:: To do ::
Quote all entries exactly, leaving pictures aside.

:: Data for this task ::
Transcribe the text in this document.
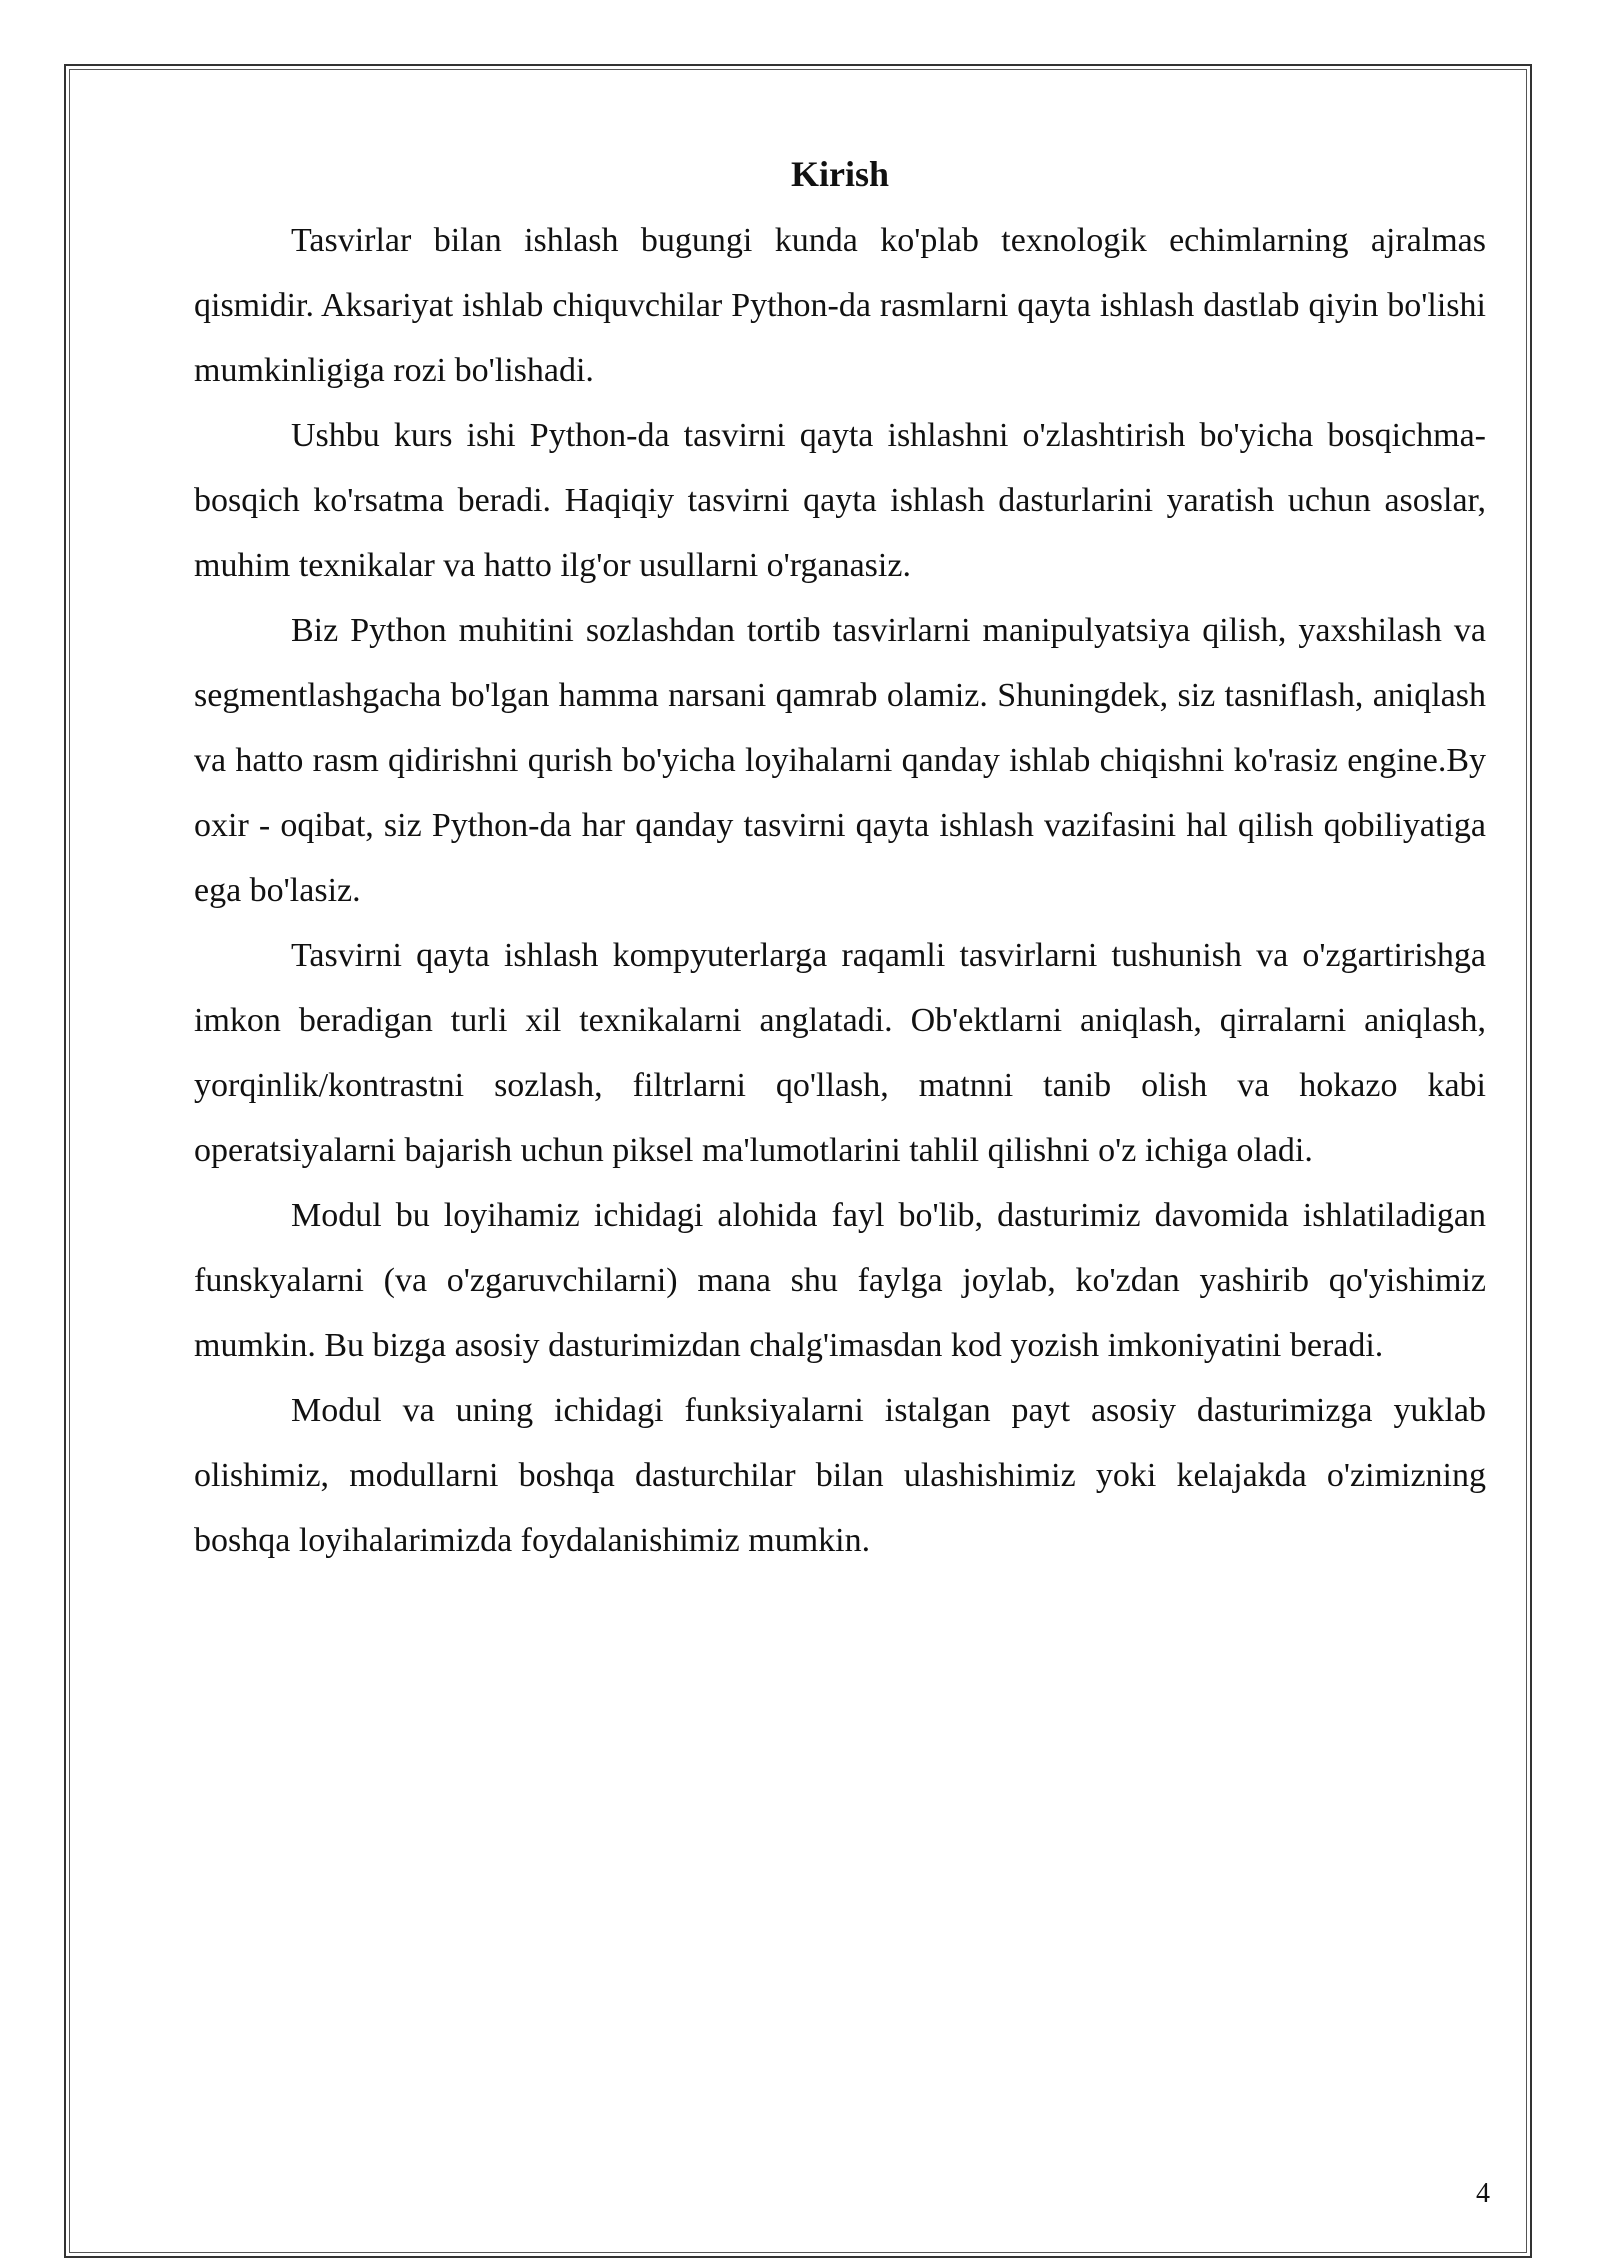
Kirish

Tasvirlar bilan ishlash bugungi kunda ko'plab texnologik echimlarning ajralmas qismidir. Aksariyat ishlab chiquvchilar Python-da rasmlarni qayta ishlash dastlab qiyin bo'lishi mumkinligiga rozi bo'lishadi.

Ushbu kurs ishi Python-da tasvirni qayta ishlashni o'zlashtirish bo'yicha bosqichma-bosqich ko'rsatma beradi. Haqiqiy tasvirni qayta ishlash dasturlarini yaratish uchun asoslar, muhim texnikalar va hatto ilg'or usullarni o'rganasiz.

Biz Python muhitini sozlashdan tortib tasvirlarni manipulyatsiya qilish, yaxshilash va segmentlashgacha bo'lgan hamma narsani qamrab olamiz. Shuningdek, siz tasniflash, aniqlash va hatto rasm qidirishni qurish bo'yicha loyihalarni qanday ishlab chiqishni ko'rasiz engine.By oxir - oqibat, siz Python-da har qanday tasvirni qayta ishlash vazifasini hal qilish qobiliyatiga ega bo'lasiz.

Tasvirni qayta ishlash kompyuterlarga raqamli tasvirlarni tushunish va o'zgartirishga imkon beradigan turli xil texnikalarni anglatadi. Ob'ektlarni aniqlash, qirralarni aniqlash, yorqinlik/kontrastni sozlash, filtrlarni qo'llash, matnni tanib olish va hokazo kabi operatsiyalarni bajarish uchun piksel ma'lumotlarini tahlil qilishni o'z ichiga oladi.

Modul bu loyihamiz ichidagi alohida fayl bo'lib, dasturimiz davomida ishlatiladigan funskyalarni (va o'zgaruvchilarni) mana shu faylga joylab, ko'zdan yashirib qo'yishimiz mumkin. Bu bizga asosiy dasturimizdan chalg'imasdan kod yozish imkoniyatini beradi.

Modul va uning ichidagi funksiyalarni istalgan payt asosiy dasturimizga yuklab olishimiz, modullarni boshqa dasturchilar bilan ulashishimiz yoki kelajakda o'zimizning boshqa loyihalarimizda foydalanishimiz mumkin.

4
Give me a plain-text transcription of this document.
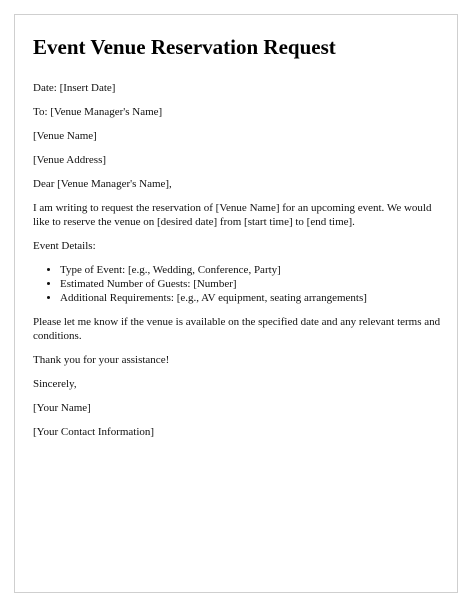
Event Venue Reservation Request

Date: [Insert Date]

To: [Venue Manager's Name]

[Venue Name]

[Venue Address]

Dear [Venue Manager's Name],

I am writing to request the reservation of [Venue Name] for an upcoming event. We would like to reserve the venue on [desired date] from [start time] to [end time].

Event Details:

• Type of Event: [e.g., Wedding, Conference, Party]
• Estimated Number of Guests: [Number]
• Additional Requirements: [e.g., AV equipment, seating arrangements]

Please let me know if the venue is available on the specified date and any relevant terms and conditions.

Thank you for your assistance!

Sincerely,

[Your Name]

[Your Contact Information]
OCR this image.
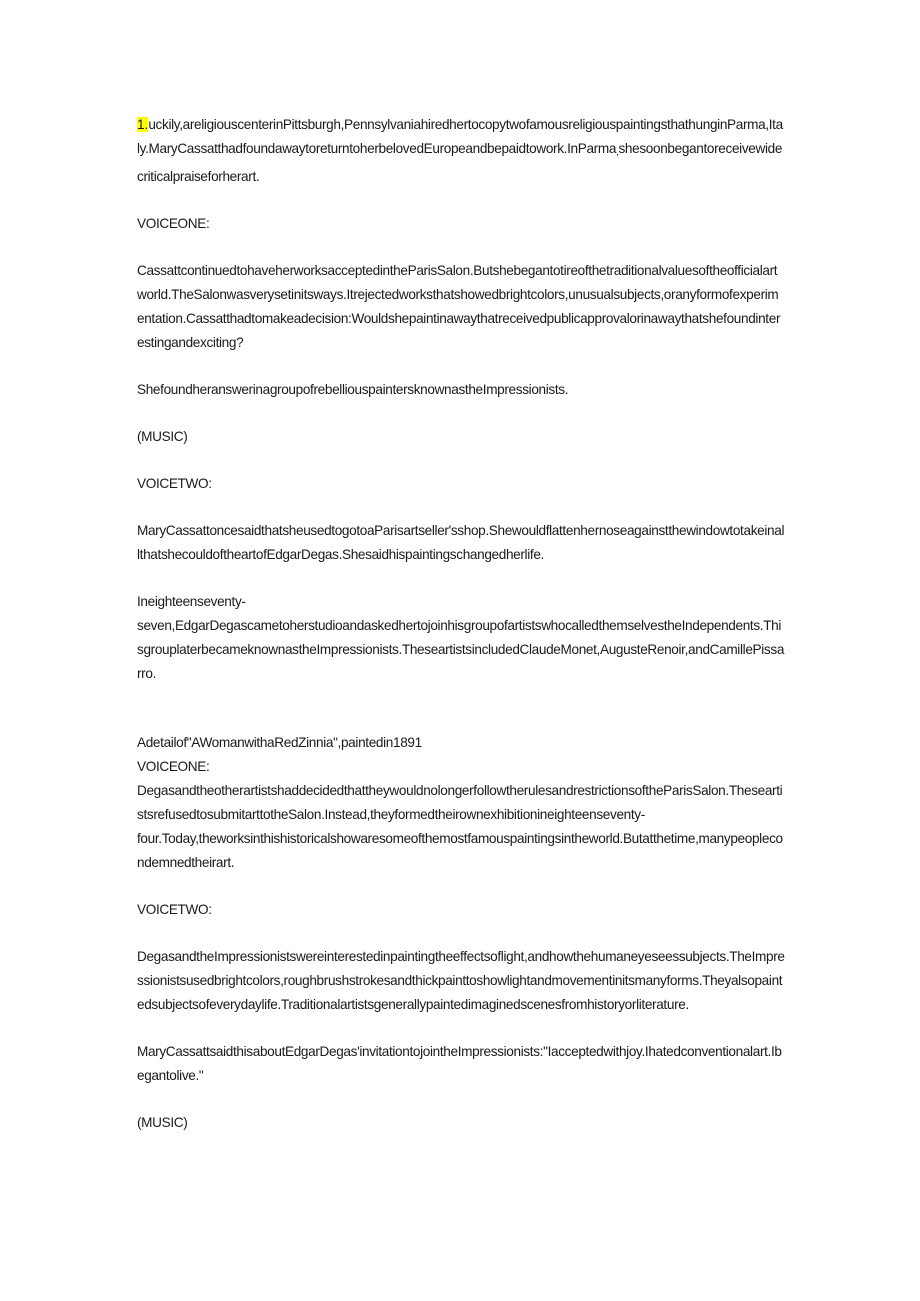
1.uckily,areligiouscenterinPittsburgh,PennsylvaniahiredhertocopytwofamousreligiouspaintingsthathunginParma,Italy.MaryCassatthadfoundawaytoreturntoherbelovedEuropeandbepaidtowork.InParma,shesoonbegantoreceivewidecriticalpraiseforherart.

VOICEONE:

CassattcontinuedtohaveherworksacceptedintheParisSalon.Butshebegantotireofthetraditionalvaluesoftheofficialartworld.TheSalonwasverysetinitsways.Itrejectedworksthatshowedbrightcolors,unusualsubjects,oranyformofexperimentation.Cassatthadtomakeadecision:Wouldshepaintinawaythatreceivedpublicapprovalorinawaythatshefoundinterestingandexciting?

ShefoundheranswerinagroupofrebelliouspaintersknownastheImpressionists.

(MUSIC)

VOICETWO:

MaryCassattoncesaidthatsheusedtogotoaParisartseller'sshop.ShewouldflattenhernoseagainstthewindowtotakeinallthatshecouldoftheartofEdgarDegas.Shesaidhispaintingschangedherlife.

Ineighteenseventy-
seven,EdgarDegascametoherstudioandaskedhertojoinhisgroupofartistswhocalledthemselvestheIndependents.ThisgrouplaterbecameknownastheImpressionists.TheseartistsincludedClaudeMonet,AugusteRenoir,andCamillePissarro.

Adetailof"AWomanwithaRedZinnia",paintedin1891

VOICEONE:

DegasandtheotherartistshaddecidedthattheywouldnolongerfollowtherulesandrestrictionsoftheParisSalon.TheseartistsrefusedtosubmitarttotheSalon.Instead,theyformedtheirownexhibitionineighteenseventy-
four.Today,theworksinthishistoricalshowaresomeofthemostfamouspaintingsintheworld.Butatthetime,manypeoplecondemnedtheirart.

VOICETWO:

DegasandtheImpressionistswereinterestedinpaintingtheeffectsoflight,andhowthehumaneyeseessubjects.TheImpressionistsusedbrightcolors,roughbrushstrokesandthickpainttoshowlightandmovementinitsmanyforms.Theyalsopaintedsubjectsofeverydaylife.Traditionalartistsgenerallypaintedimaginedscenesfromhistoryorliterature.

MaryCassattsaidthisaboutEdgarDegas'invitationtojointheImpressionists:"Iacceptedwithjoy.Ihatedconventionalart.Ibegantolive."

(MUSIC)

:: Response to this task ::
Transcribe the text in this document.
Kirish

Tasvirlar bilan ishlash bugungi kunda ko'plab texnologik echimlarning ajralmas qismidir. Aksariyat ishlab chiquvchilar Python-da rasmlarni qayta ishlash dastlab qiyin bo'lishi mumkinligiga rozi bo'lishadi.

Ushbu kurs ishi Python-da tasvirni qayta ishlashni o'zlashtirish bo'yicha bosqichma-bosqich ko'rsatma beradi. Haqiqiy tasvirni qayta ishlash dasturlarini yaratish uchun asoslar, muhim texnikalar va hatto ilg'or usullarni o'rganasiz.

Biz Python muhitini sozlashdan tortib tasvirlarni manipulyatsiya qilish, yaxshilash va segmentlashgacha bo'lgan hamma narsani qamrab olamiz. Shuningdek, siz tasniflash, aniqlash va hatto rasm qidirishni qurish bo'yicha loyihalarni qanday ishlab chiqishni ko'rasiz engine.By oxir - oqibat, siz Python-da har qanday tasvirni qayta ishlash vazifasini hal qilish qobiliyatiga ega bo'lasiz.

Tasvirni qayta ishlash kompyuterlarga raqamli tasvirlarni tushunish va o'zgartirishga imkon beradigan turli xil texnikalarni anglatadi. Ob'ektlarni aniqlash, qirralarni aniqlash, yorqinlik/kontrastni sozlash, filtrlarni qo'llash, matnni tanib olish va hokazo kabi operatsiyalarni bajarish uchun piksel ma'lumotlarini tahlil qilishni o'z ichiga oladi.

Modul bu loyihamiz ichidagi alohida fayl bo'lib, dasturimiz davomida ishlatiladigan funskyalarni (va o'zgaruvchilarni) mana shu faylga joylab, ko'zdan yashirib qo'yishimiz mumkin. Bu bizga asosiy dasturimizdan chalg'imasdan kod yozish imkoniyatini beradi.

Modul va uning ichidagi funksiyalarni istalgan payt asosiy dasturimizga yuklab olishimiz, modullarni boshqa dasturchilar bilan ulashishimiz yoki kelajakda o'zimizning boshqa loyihalarimizda foydalanishimiz mumkin.

4
Give me a plain-text transcription of this document.
Event Venue Reservation Request

Date: [Insert Date]

To: [Venue Manager's Name]

[Venue Name]

[Venue Address]

Dear [Venue Manager's Name],

I am writing to request the reservation of [Venue Name] for an upcoming event. We would like to reserve the venue on [desired date] from [start time] to [end time].

Event Details:

• Type of Event: [e.g., Wedding, Conference, Party]
• Estimated Number of Guests: [Number]
• Additional Requirements: [e.g., AV equipment, seating arrangements]

Please let me know if the venue is available on the specified date and any relevant terms and conditions.

Thank you for your assistance!

Sincerely,

[Your Name]

[Your Contact Information]
OCR this image.
1.uckily,areligiouscenterinPittsburgh,PennsylvaniahiredhertocopytwofamousreligiouspaintingsthathunginParma,Italy.MaryCassatthadfoundawaytoreturntoherbelovedEuropeandbepaidtowork.InParma,shesoonbegantoreceivewidecriticalpraiseforherart.

VOICEONE:

CassattcontinuedtohaveherworksacceptedintheParisSalon.Butshebegantotireofthetraditionalvaluesoftheofficialartworld.TheSalonwasverysetinitsways.Itrejectedworksthatshowedbrightcolors,unusualsubjects,oranyformofexperimentation.Cassatthadtomakeadecision:Wouldshepaintinawaythatreceivedpublicapprovalorinawaythatshefoundinterestingandexciting?

ShefoundheranswerinagroupofrebelliouspaintersknownastheImpressionists.

(MUSIC)

VOICETWO:

MaryCassattoncesaidthatsheusedtogotoaParisartseller'sshop.ShewouldflattenhernoseagainstthewindowtotakeinallthatshecouldoftheartofEdgarDegas.Shesaidhispaintingschangedherlife.

Ineighteenseventy-
seven,EdgarDegascametoherstudioandaskedhertojoinhisgroupofartistswhocalledthemselvestheIndependents.ThisgrouplaterbecameknownastheImpressionists.TheseartistsincludedClaudeMonet,AugusteRenoir,andCamillePissarro.

Adetailof"AWomanwithaRedZinnia",paintedin1891

VOICEONE:

DegasandtheotherartistshaddecidedthattheywouldnolongerfollowtherulesandrestrictionsoftheParisSalon.TheseartistsrefusedtosubmitarttotheSalon.Instead,theyformedtheirownexhibitionineighteenseventy-
four.Today,theworksinthishistoricalshowaresomeofthemostfamouspaintingsintheworld.Butatthetime,manypeoplecondemnedtheirart.

VOICETWO:

DegasandtheImpressionistswereinterestedinpaintingtheeffectsoflight,andhowthehumaneyeseessubjects.TheImpressionistsusedbrightcolors,roughbrushstrokesandthickpainttoshowlightandmovementinitsmanyforms.Theyalsopaintedsubjectsofeverydaylife.Traditionalartistsgenerallypaintedimaginedscenesfromhistoryorliterature.

MaryCassattsaidthisaboutEdgarDegas'invitationtojointheImpressionists:"Iacceptedwithjoy.Ihatedconventionalart.Ibegantolive."

(MUSIC)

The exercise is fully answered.